● GIVEN REQUEST:
Reproduce all of the data exactly, with no line skipped.

## START GIVEN RECORDS

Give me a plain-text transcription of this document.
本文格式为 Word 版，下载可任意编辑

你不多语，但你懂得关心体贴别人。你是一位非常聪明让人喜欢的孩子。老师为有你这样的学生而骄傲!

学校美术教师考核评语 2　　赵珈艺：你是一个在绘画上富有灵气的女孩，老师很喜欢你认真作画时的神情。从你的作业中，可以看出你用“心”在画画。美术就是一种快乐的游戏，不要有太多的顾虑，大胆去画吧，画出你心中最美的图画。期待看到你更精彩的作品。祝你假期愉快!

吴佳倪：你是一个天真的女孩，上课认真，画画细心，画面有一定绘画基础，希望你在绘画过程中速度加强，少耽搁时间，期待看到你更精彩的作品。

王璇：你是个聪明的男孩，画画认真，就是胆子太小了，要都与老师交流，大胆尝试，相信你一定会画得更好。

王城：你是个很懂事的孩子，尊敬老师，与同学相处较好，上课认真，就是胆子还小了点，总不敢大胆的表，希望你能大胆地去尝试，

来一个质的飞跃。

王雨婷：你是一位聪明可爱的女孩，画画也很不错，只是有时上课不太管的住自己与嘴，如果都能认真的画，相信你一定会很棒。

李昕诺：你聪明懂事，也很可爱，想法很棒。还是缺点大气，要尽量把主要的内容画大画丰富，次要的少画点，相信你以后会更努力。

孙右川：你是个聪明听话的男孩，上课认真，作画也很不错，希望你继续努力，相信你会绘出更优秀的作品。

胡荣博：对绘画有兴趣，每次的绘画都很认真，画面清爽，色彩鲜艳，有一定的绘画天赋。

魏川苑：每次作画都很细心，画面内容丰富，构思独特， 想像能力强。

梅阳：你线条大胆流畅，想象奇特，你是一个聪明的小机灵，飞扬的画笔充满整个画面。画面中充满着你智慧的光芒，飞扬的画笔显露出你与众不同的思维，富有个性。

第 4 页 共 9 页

## END GIVEN RECORDS

● WRITTEN RESPONSE:
Give me a plain-text transcription of this document.
本文格式为 Word 版，下载可任意编辑

你不多语，但你懂得关心体贴别人。你是一位非常聪明让人喜欢的孩子。老师为有你这样的学生而骄傲!

学校美术教师考核评语 2　　赵珈艺：你是一个在绘画上富有灵气的女孩，老师很喜欢你认真作画时的神情。从你的作业中，可以看出你用“心”在画画。美术就是一种快乐的游戏，不要有太多的顾虑，大胆去画吧，画出你心中最美的图画。期待看到你更精彩的作品。祝你假期愉快!

吴佳倪：你是一个天真的女孩，上课认真，画画细心，画面有一定绘画基础，希望你在绘画过程中速度加强，少耽搁时间，期待看到你更精彩的作品。

王璇：你是个聪明的男孩，画画认真，就是胆子太小了，要都与老师交流，大胆尝试，相信你一定会画得更好。

王城：你是个很懂事的孩子，尊敬老师，与同学相处较好，上课认真，就是胆子还小了点，总不敢大胆的表，希望你能大胆地去尝试，

来一个质的飞跃。

王雨婷：你是一位聪明可爱的女孩，画画也很不错，只是有时上课不太管的住自己与嘴，如果都能认真的画，相信你一定会很棒。

李昕诺：你聪明懂事，也很可爱，想法很棒。还是缺点大气，要尽量把主要的内容画大画丰富，次要的少画点，相信你以后会更努力。

孙右川：你是个聪明听话的男孩，上课认真，作画也很不错，希望你继续努力，相信你会绘出更优秀的作品。

胡荣博：对绘画有兴趣，每次的绘画都很认真，画面清爽，色彩鲜艳，有一定的绘画天赋。

魏川苑：每次作画都很细心，画面内容丰富，构思独特， 想像能力强。

梅阳：你线条大胆流畅，想象奇特，你是一个聪明的小机灵，飞扬的画笔充满整个画面。画面中充满着你智慧的光芒，飞扬的画笔显露出你与众不同的思维，富有个性。

第 4 页 共 9 页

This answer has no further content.